TASK DESCRIPTION:
Keep only the lines that hold the string "Time", filtering out the rest of the entries below.

== RECORD LIST ==

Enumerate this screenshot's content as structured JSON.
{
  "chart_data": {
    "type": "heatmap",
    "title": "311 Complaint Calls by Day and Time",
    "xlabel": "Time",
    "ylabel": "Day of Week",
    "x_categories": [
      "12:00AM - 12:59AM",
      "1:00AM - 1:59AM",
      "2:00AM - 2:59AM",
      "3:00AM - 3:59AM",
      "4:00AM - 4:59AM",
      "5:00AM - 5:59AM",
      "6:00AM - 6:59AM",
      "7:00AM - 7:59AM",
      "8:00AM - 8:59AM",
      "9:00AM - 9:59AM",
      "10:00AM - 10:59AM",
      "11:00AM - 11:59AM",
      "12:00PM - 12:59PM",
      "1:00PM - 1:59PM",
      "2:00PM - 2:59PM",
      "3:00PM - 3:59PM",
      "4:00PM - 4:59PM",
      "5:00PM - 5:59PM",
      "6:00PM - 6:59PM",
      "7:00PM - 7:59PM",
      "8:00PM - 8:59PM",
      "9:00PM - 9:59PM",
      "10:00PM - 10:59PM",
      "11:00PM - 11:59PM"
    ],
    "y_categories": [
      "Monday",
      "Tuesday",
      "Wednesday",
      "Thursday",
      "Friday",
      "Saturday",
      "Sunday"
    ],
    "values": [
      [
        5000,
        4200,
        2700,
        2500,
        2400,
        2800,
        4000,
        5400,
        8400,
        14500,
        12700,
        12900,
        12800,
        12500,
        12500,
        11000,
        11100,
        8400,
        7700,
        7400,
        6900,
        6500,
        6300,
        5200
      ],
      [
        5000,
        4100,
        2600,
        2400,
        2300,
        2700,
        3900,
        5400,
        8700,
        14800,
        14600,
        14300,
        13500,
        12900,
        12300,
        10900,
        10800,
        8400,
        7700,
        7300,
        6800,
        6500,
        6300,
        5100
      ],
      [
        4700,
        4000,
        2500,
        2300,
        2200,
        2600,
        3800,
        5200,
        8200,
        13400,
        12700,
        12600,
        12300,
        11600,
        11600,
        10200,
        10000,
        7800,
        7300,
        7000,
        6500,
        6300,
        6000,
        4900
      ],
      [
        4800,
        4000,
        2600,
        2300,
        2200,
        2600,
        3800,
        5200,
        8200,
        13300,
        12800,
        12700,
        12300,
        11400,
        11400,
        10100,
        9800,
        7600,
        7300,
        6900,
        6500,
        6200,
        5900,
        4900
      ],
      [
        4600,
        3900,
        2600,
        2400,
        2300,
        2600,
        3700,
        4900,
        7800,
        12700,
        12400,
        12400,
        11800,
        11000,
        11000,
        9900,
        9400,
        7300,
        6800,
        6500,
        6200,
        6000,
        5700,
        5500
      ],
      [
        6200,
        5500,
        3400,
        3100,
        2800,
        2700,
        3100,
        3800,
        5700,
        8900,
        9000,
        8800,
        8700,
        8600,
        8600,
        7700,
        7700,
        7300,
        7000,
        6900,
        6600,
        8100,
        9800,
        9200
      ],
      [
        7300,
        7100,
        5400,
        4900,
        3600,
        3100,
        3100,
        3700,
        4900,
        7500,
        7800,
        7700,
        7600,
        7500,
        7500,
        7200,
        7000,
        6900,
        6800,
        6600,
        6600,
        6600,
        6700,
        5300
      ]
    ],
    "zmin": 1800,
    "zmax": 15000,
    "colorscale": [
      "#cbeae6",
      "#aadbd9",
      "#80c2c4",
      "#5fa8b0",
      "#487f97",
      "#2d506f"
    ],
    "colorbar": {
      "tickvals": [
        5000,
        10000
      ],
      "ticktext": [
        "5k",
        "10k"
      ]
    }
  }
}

===

SOLUTION TO THE PROBLEM:
    "title": "311 Complaint Calls by Day and Time",
    "xlabel": "Time",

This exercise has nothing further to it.